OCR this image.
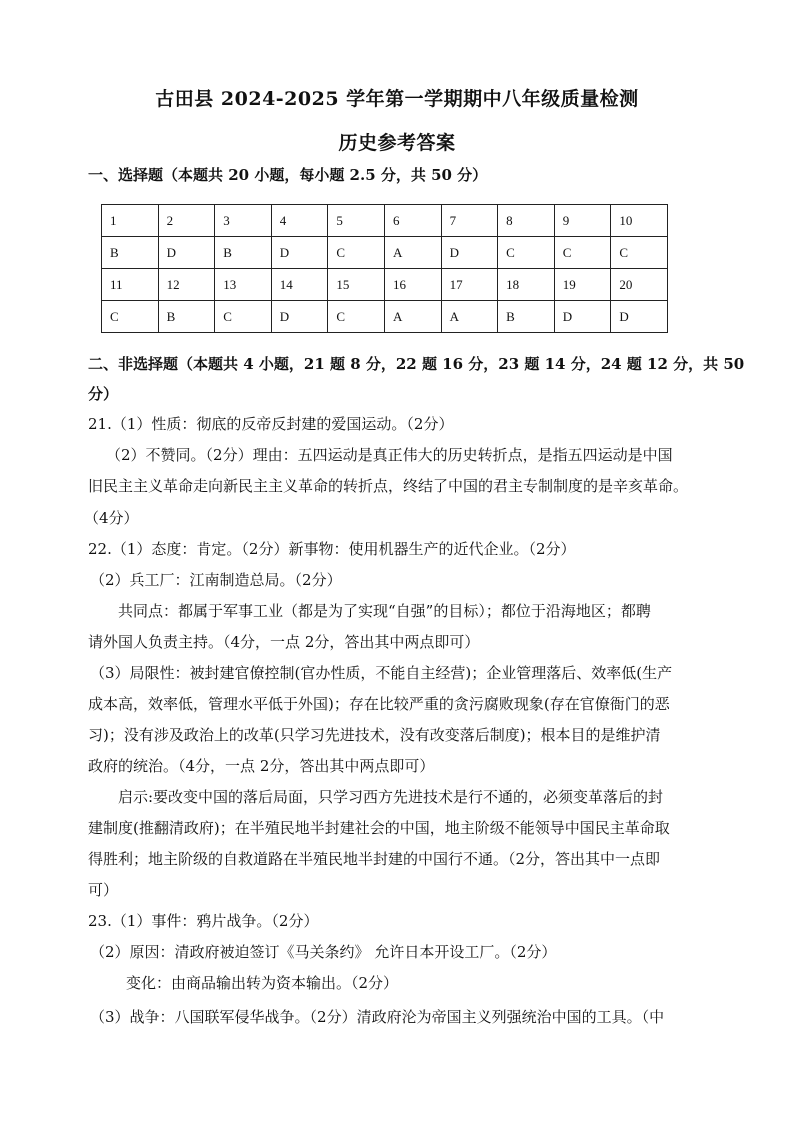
古田县 2024-2025 学年第一学期期中八年级质量检测
历史参考答案
一、选择题（本题共 20 小题，每小题 2.5 分，共 50 分）
1	2	3	4	5	6	7	8	9	10
B	D	B	D	C	A	D	C	C	C
11	12	13	14	15	16	17	18	19	20
C	B	C	D	C	A	A	B	D	D
二、非选择题（本题共 4 小题，21 题 8 分，22 题 16 分，23 题 14 分，24 题 12 分，共 50
分）
21.（1）性质：彻底的反帝反封建的爱国运动。（2分）
（2）不赞同。（2分）理由：五四运动是真正伟大的历史转折点，是指五四运动是中国
旧民主主义革命走向新民主主义革命的转折点，终结了中国的君主专制制度的是辛亥革命。
（4分）
22.（1）态度：肯定。（2分）新事物：使用机器生产的近代企业。（2分）
（2）兵工厂：江南制造总局。（2分）
共同点：都属于军事工业（都是为了实现“自强”的目标）；都位于沿海地区；都聘
请外国人负责主持。（4分，一点 2分，答出其中两点即可）
（3）局限性：被封建官僚控制(官办性质，不能自主经营)；企业管理落后、效率低(生产
成本高，效率低，管理水平低于外国)；存在比较严重的贪污腐败现象(存在官僚衙门的恶
习)；没有涉及政治上的改革(只学习先进技术，没有改变落后制度)；根本目的是维护清
政府的统治。（4分，一点 2分，答出其中两点即可）
启示:要改变中国的落后局面，只学习西方先进技术是行不通的，必须变革落后的封
建制度(推翻清政府)；在半殖民地半封建社会的中国，地主阶级不能领导中国民主革命取
得胜利；地主阶级的自救道路在半殖民地半封建的中国行不通。（2分，答出其中一点即
可）
23.（1）事件：鸦片战争。（2分）
（2）原因：清政府被迫签订《马关条约》 允许日本开设工厂。（2分）
变化：由商品输出转为资本输出。（2分）
（3）战争：八国联军侵华战争。（2分）清政府沦为帝国主义列强统治中国的工具。（中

■ Directive:
Read the entries and show each line that mentions "答出其中两点即可".

■ Answer below:
请外国人负责主持。（4分，一点 2分，答出其中两点即可）
政府的统治。（4分，一点 2分，答出其中两点即可）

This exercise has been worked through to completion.